Extracted records:
• • • •
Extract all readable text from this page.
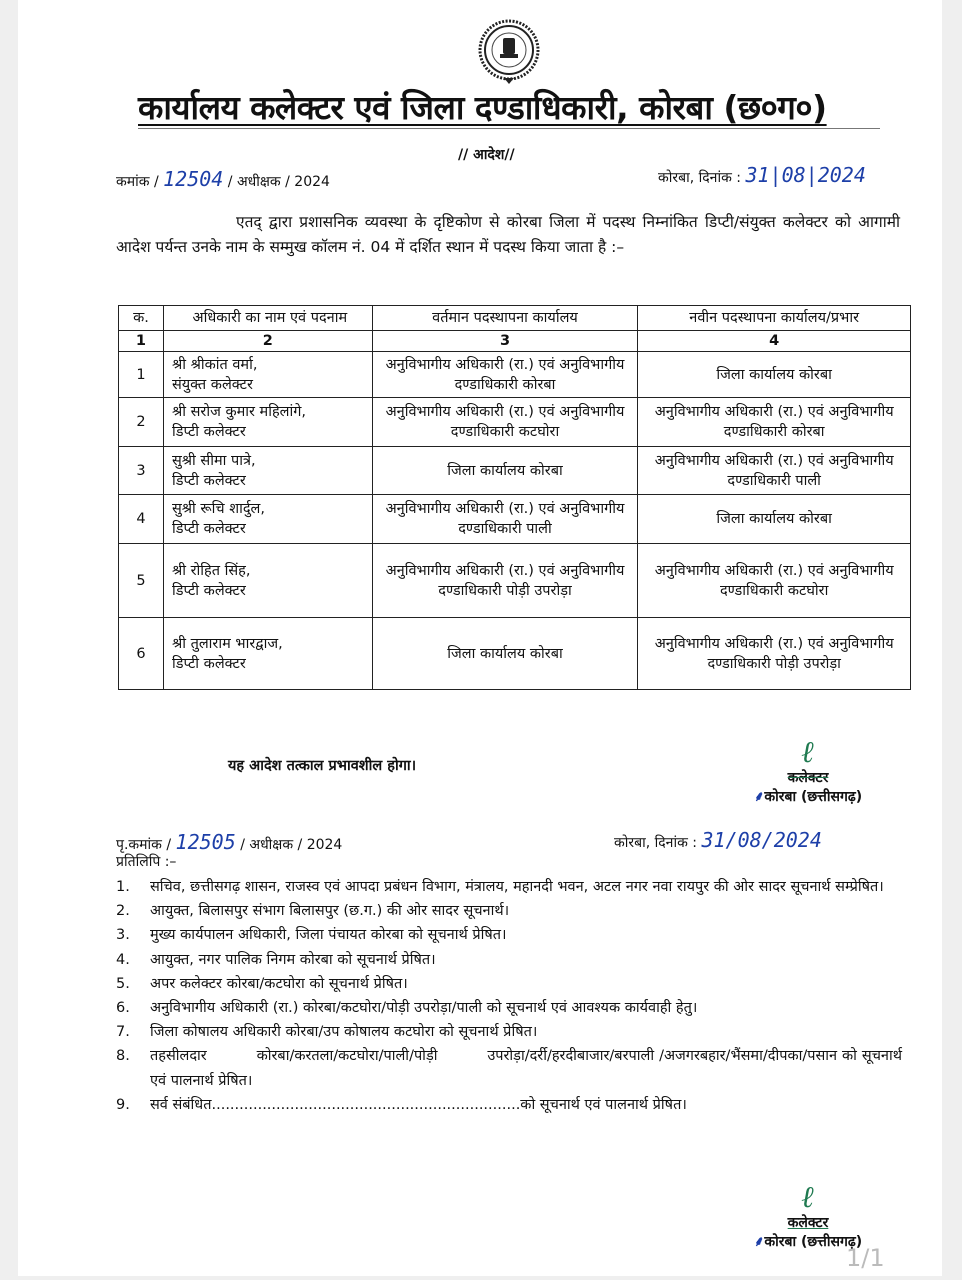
कार्यालय कलेक्टर एवं जिला दण्डाधिकारी, कोरबा (छ०ग०)
// आदेश//
कमांक / 12504 / अधीक्षक / 2024	कोरबा, दिनांक : 31|08|2024
एतद् द्वारा प्रशासनिक व्यवस्था के दृष्टिकोण से कोरबा जिला में पदस्थ निम्नांकित डिप्टी/संयुक्त कलेक्टर को आगामी आदेश पर्यन्त उनके नाम के सम्मुख कॉलम नं. 04 में दर्शित स्थान में पदस्थ किया जाता है :–
क.	अधिकारी का नाम एवं पदनाम	वर्तमान पदस्थापना कार्यालय	नवीन पदस्थापना कार्यालय/प्रभार
1	2	3	4
1	श्री श्रीकांत वर्मा,
संयुक्त कलेक्टर	अनुविभागीय अधिकारी (रा.) एवं अनुविभागीय दण्डाधिकारी कोरबा	जिला कार्यालय कोरबा
2	श्री सरोज कुमार महिलांगे,
डिप्टी कलेक्टर	अनुविभागीय अधिकारी (रा.) एवं अनुविभागीय दण्डाधिकारी कटघोरा	अनुविभागीय अधिकारी (रा.) एवं अनुविभागीय दण्डाधिकारी कोरबा
3	सुश्री सीमा पात्रे,
डिप्टी कलेक्टर	जिला कार्यालय कोरबा	अनुविभागीय अधिकारी (रा.) एवं अनुविभागीय दण्डाधिकारी पाली
4	सुश्री रूचि शार्दुल,
डिप्टी कलेक्टर	अनुविभागीय अधिकारी (रा.) एवं अनुविभागीय दण्डाधिकारी पाली	जिला कार्यालय कोरबा
5	श्री रोहित सिंह,
डिप्टी कलेक्टर	अनुविभागीय अधिकारी (रा.) एवं अनुविभागीय दण्डाधिकारी पोड़ी उपरोड़ा	अनुविभागीय अधिकारी (रा.) एवं अनुविभागीय दण्डाधिकारी कटघोरा
6	श्री तुलाराम भारद्वाज,
डिप्टी कलेक्टर	जिला कार्यालय कोरबा	अनुविभागीय अधिकारी (रा.) एवं अनुविभागीय दण्डाधिकारी पोड़ी उपरोड़ा
यह आदेश तत्काल प्रभावशील होगा।	ℓ
कलेक्टर
⸙कोरबा (छत्तीसगढ़)
पृ.कमांक / 12505 / अधीक्षक / 2024	कोरबा, दिनांक : 31/08/2024
प्रतिलिपि :–
1.	सचिव, छत्तीसगढ़ शासन, राजस्व एवं आपदा प्रबंधन विभाग, मंत्रालय, महानदी भवन, अटल नगर नवा रायपुर की ओर सादर सूचनार्थ सम्प्रेषित।
2.	आयुक्त, बिलासपुर संभाग बिलासपुर (छ.ग.) की ओर सादर सूचनार्थ।
3.	मुख्य कार्यपालन अधिकारी, जिला पंचायत कोरबा को सूचनार्थ प्रेषित।
4.	आयुक्त, नगर पालिक निगम कोरबा को सूचनार्थ प्रेषित।
5.	अपर कलेक्टर कोरबा/कटघोरा को सूचनार्थ प्रेषित।
6.	अनुविभागीय अधिकारी (रा.) कोरबा/कटघोरा/पोड़ी उपरोड़ा/पाली को सूचनार्थ एवं आवश्यक कार्यवाही हेतु।
7.	जिला कोषालय अधिकारी कोरबा/उप कोषालय कटघोरा को सूचनार्थ प्रेषित।
8.	तहसीलदार          कोरबा/करतला/कटघोरा/पाली/पोड़ी          उपरोड़ा/दर्री/हरदीबाजार/बरपाली /अजगरबहार/भैंसमा/दीपका/पसान को सूचनार्थ एवं पालनार्थ प्रेषित।
9.	सर्व संबंधित...................................................................को सूचनार्थ एवं पालनार्थ प्रेषित।
ℓ
कलेक्टर
⸙कोरबा (छत्तीसगढ़)
1/1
• • • •
EXERCISE DETAILS: Output every entry verbatim. Pictures do not belong in the copy.

TASK RESPONSE:
Extract all readable text from this page.
कार्यालय कलेक्टर एवं जिला दण्डाधिकारी, कोरबा (छ०ग०)
// आदेश//
कमांक / 12504 / अधीक्षक / 2024	कोरबा, दिनांक : 31|08|2024
एतद् द्वारा प्रशासनिक व्यवस्था के दृष्टिकोण से कोरबा जिला में पदस्थ निम्नांकित डिप्टी/संयुक्त कलेक्टर को आगामी आदेश पर्यन्त उनके नाम के सम्मुख कॉलम नं. 04 में दर्शित स्थान में पदस्थ किया जाता है :–
क.	अधिकारी का नाम एवं पदनाम	वर्तमान पदस्थापना कार्यालय	नवीन पदस्थापना कार्यालय/प्रभार
1	2	3	4
1	श्री श्रीकांत वर्मा,
संयुक्त कलेक्टर	अनुविभागीय अधिकारी (रा.) एवं अनुविभागीय दण्डाधिकारी कोरबा	जिला कार्यालय कोरबा
2	श्री सरोज कुमार महिलांगे,
डिप्टी कलेक्टर	अनुविभागीय अधिकारी (रा.) एवं अनुविभागीय दण्डाधिकारी कटघोरा	अनुविभागीय अधिकारी (रा.) एवं अनुविभागीय दण्डाधिकारी कोरबा
3	सुश्री सीमा पात्रे,
डिप्टी कलेक्टर	जिला कार्यालय कोरबा	अनुविभागीय अधिकारी (रा.) एवं अनुविभागीय दण्डाधिकारी पाली
4	सुश्री रूचि शार्दुल,
डिप्टी कलेक्टर	अनुविभागीय अधिकारी (रा.) एवं अनुविभागीय दण्डाधिकारी पाली	जिला कार्यालय कोरबा
5	श्री रोहित सिंह,
डिप्टी कलेक्टर	अनुविभागीय अधिकारी (रा.) एवं अनुविभागीय दण्डाधिकारी पोड़ी उपरोड़ा	अनुविभागीय अधिकारी (रा.) एवं अनुविभागीय दण्डाधिकारी कटघोरा
6	श्री तुलाराम भारद्वाज,
डिप्टी कलेक्टर	जिला कार्यालय कोरबा	अनुविभागीय अधिकारी (रा.) एवं अनुविभागीय दण्डाधिकारी पोड़ी उपरोड़ा
यह आदेश तत्काल प्रभावशील होगा।	ℓ
कलेक्टर
⸙कोरबा (छत्तीसगढ़)
पृ.कमांक / 12505 / अधीक्षक / 2024	कोरबा, दिनांक : 31/08/2024
प्रतिलिपि :–
1.	सचिव, छत्तीसगढ़ शासन, राजस्व एवं आपदा प्रबंधन विभाग, मंत्रालय, महानदी भवन, अटल नगर नवा रायपुर की ओर सादर सूचनार्थ सम्प्रेषित।
2.	आयुक्त, बिलासपुर संभाग बिलासपुर (छ.ग.) की ओर सादर सूचनार्थ।
3.	मुख्य कार्यपालन अधिकारी, जिला पंचायत कोरबा को सूचनार्थ प्रेषित।
4.	आयुक्त, नगर पालिक निगम कोरबा को सूचनार्थ प्रेषित।
5.	अपर कलेक्टर कोरबा/कटघोरा को सूचनार्थ प्रेषित।
6.	अनुविभागीय अधिकारी (रा.) कोरबा/कटघोरा/पोड़ी उपरोड़ा/पाली को सूचनार्थ एवं आवश्यक कार्यवाही हेतु।
7.	जिला कोषालय अधिकारी कोरबा/उप कोषालय कटघोरा को सूचनार्थ प्रेषित।
8.	तहसीलदार          कोरबा/करतला/कटघोरा/पाली/पोड़ी          उपरोड़ा/दर्री/हरदीबाजार/बरपाली /अजगरबहार/भैंसमा/दीपका/पसान को सूचनार्थ एवं पालनार्थ प्रेषित।
9.	सर्व संबंधित...................................................................को सूचनार्थ एवं पालनार्थ प्रेषित।
ℓ
कलेक्टर
⸙कोरबा (छत्तीसगढ़)
1/1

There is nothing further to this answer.